## INSTRUCTION:
Identify each line in the entries below that contains the word "legend", and copy those lines out in full.

## Element box annotations:
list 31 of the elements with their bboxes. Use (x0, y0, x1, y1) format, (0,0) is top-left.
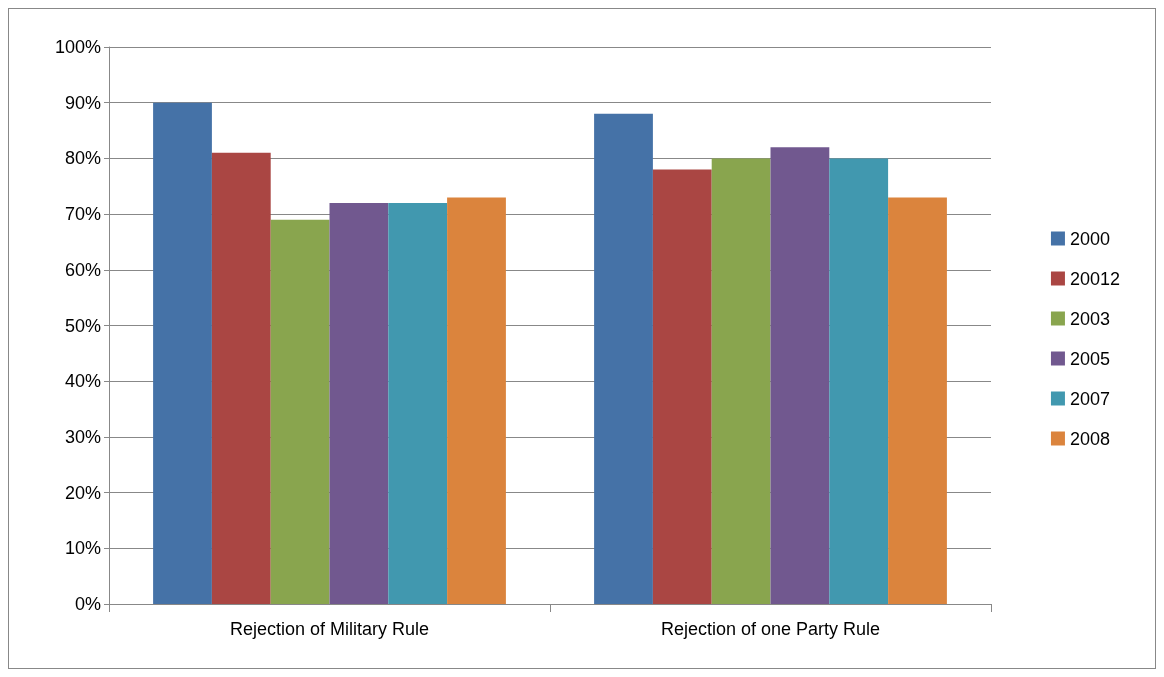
bar (270, 219, 330, 604)
y-tick-label: 90% (64, 92, 101, 113)
bar (447, 197, 506, 604)
bar (711, 158, 771, 604)
bar (888, 197, 947, 604)
y-tick-label: 60% (64, 259, 101, 280)
y-tick-label: 50% (64, 315, 101, 336)
y-tick-label: 20% (64, 482, 101, 503)
x-tick-label: Rejection of one Party Rule (660, 619, 881, 639)
y-tick-label: 40% (64, 371, 101, 392)
y-tick-label: 80% (64, 148, 101, 169)
bar (211, 152, 271, 604)
bar (829, 158, 889, 604)
y-tick-label: 30% (64, 426, 101, 447)
legend-label: 2005 (1069, 348, 1110, 369)
legend-label: 2007 (1069, 388, 1110, 409)
y-tick-label: 100% (54, 37, 101, 57)
legend-label: 2000 (1069, 228, 1110, 249)
bar (652, 169, 712, 604)
bar (770, 147, 830, 604)
y-tick-label: 10% (64, 538, 101, 559)
y-tick-label: 70% (64, 204, 101, 225)
legend-label: 2003 (1069, 308, 1110, 329)
bar (153, 102, 212, 604)
bar (594, 113, 653, 604)
y-tick-label: 0% (74, 594, 101, 614)
x-tick-label: Rejection of Military Rule (229, 619, 430, 639)
bar (329, 202, 389, 604)
legend-label: 2008 (1069, 428, 1110, 449)
bar (388, 202, 448, 604)
legend-label: 20012 (1069, 268, 1121, 289)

## RESPONSE TO THIS EXERCISE:
legend-label: 2005 (1069, 348, 1110, 369)
legend-label: 2007 (1069, 388, 1110, 409)
legend-label: 2000 (1069, 228, 1110, 249)
legend-label: 2003 (1069, 308, 1110, 329)
legend-label: 2008 (1069, 428, 1110, 449)
legend-label: 20012 (1069, 268, 1121, 289)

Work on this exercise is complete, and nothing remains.